YOUR GOAL
Filter the entries, keeping every line with the word "Reality".

Collected data
# # # #

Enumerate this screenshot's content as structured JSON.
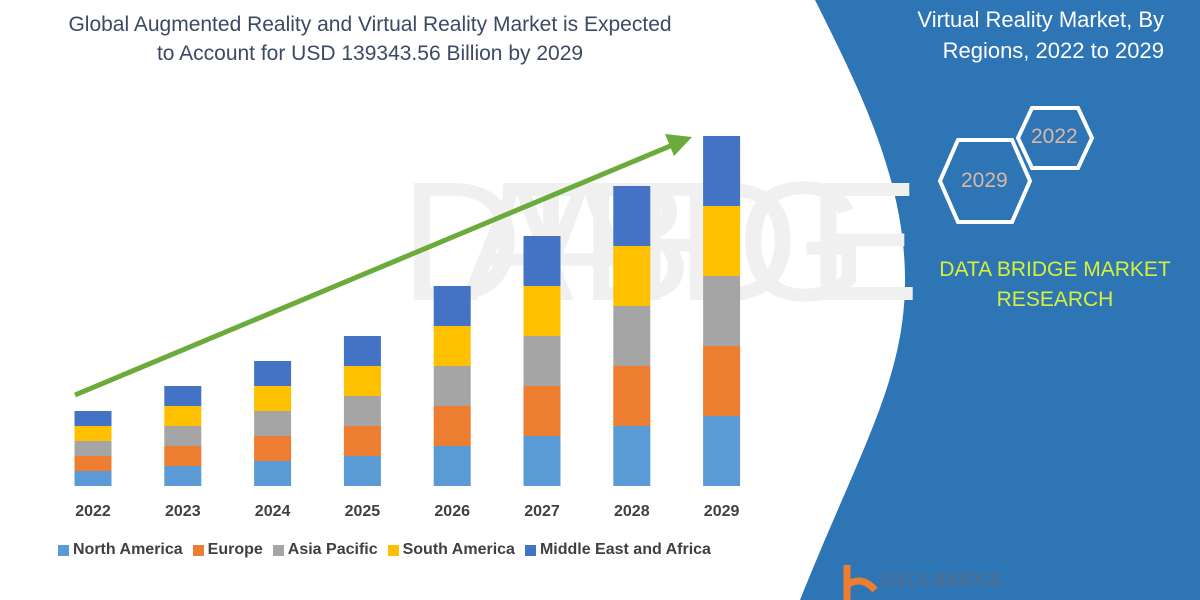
{
  "title": "Global Augmented Reality and Virtual Reality Market is Expected to Account for USD 139343.56 Billion by 2029",
  "right_panel": {
    "title_line1": "Virtual Reality Market, By",
    "title_line2": "Regions, 2022 to 2029",
    "hex_years": [
      "2022",
      "2029"
    ],
    "brand_line1": "DATA BRIDGE MARKET",
    "brand_line2": "RESEARCH",
    "logo_text": "DATA BRIDGE"
  },
  "colors": {
    "panel": "#2e75b6",
    "arrow": "#6aab3c"
  },
  "chart_data": {
    "type": "bar",
    "stacked": true,
    "title": "Global Augmented Reality and Virtual Reality Market is Expected to Account for USD 139343.56 Billion by 2029",
    "categories": [
      "2022",
      "2023",
      "2024",
      "2025",
      "2026",
      "2027",
      "2028",
      "2029"
    ],
    "series": [
      {
        "name": "North America",
        "color": "#5b9bd5",
        "values": [
          15,
          20,
          25,
          30,
          40,
          50,
          60,
          70
        ]
      },
      {
        "name": "Europe",
        "color": "#ed7d31",
        "values": [
          15,
          20,
          25,
          30,
          40,
          50,
          60,
          70
        ]
      },
      {
        "name": "Asia Pacific",
        "color": "#a5a5a5",
        "values": [
          15,
          20,
          25,
          30,
          40,
          50,
          60,
          70
        ]
      },
      {
        "name": "South America",
        "color": "#ffc000",
        "values": [
          15,
          20,
          25,
          30,
          40,
          50,
          60,
          70
        ]
      },
      {
        "name": "Middle East and Africa",
        "color": "#4472c4",
        "values": [
          15,
          20,
          25,
          30,
          40,
          50,
          60,
          70
        ]
      }
    ],
    "ylim": [
      0,
      350
    ],
    "grid": false,
    "legend": "bottom",
    "xlabel": "",
    "ylabel": ""
  }
}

# # # #

RESULT FOR THIS TASK
  "title": "Global Augmented Reality and Virtual Reality Market is Expected to Account for USD 139343.56 Billion by 2029",
    "title_line1": "Virtual Reality Market, By",
    "title": "Global Augmented Reality and Virtual Reality Market is Expected to Account for USD 139343.56 Billion by 2029",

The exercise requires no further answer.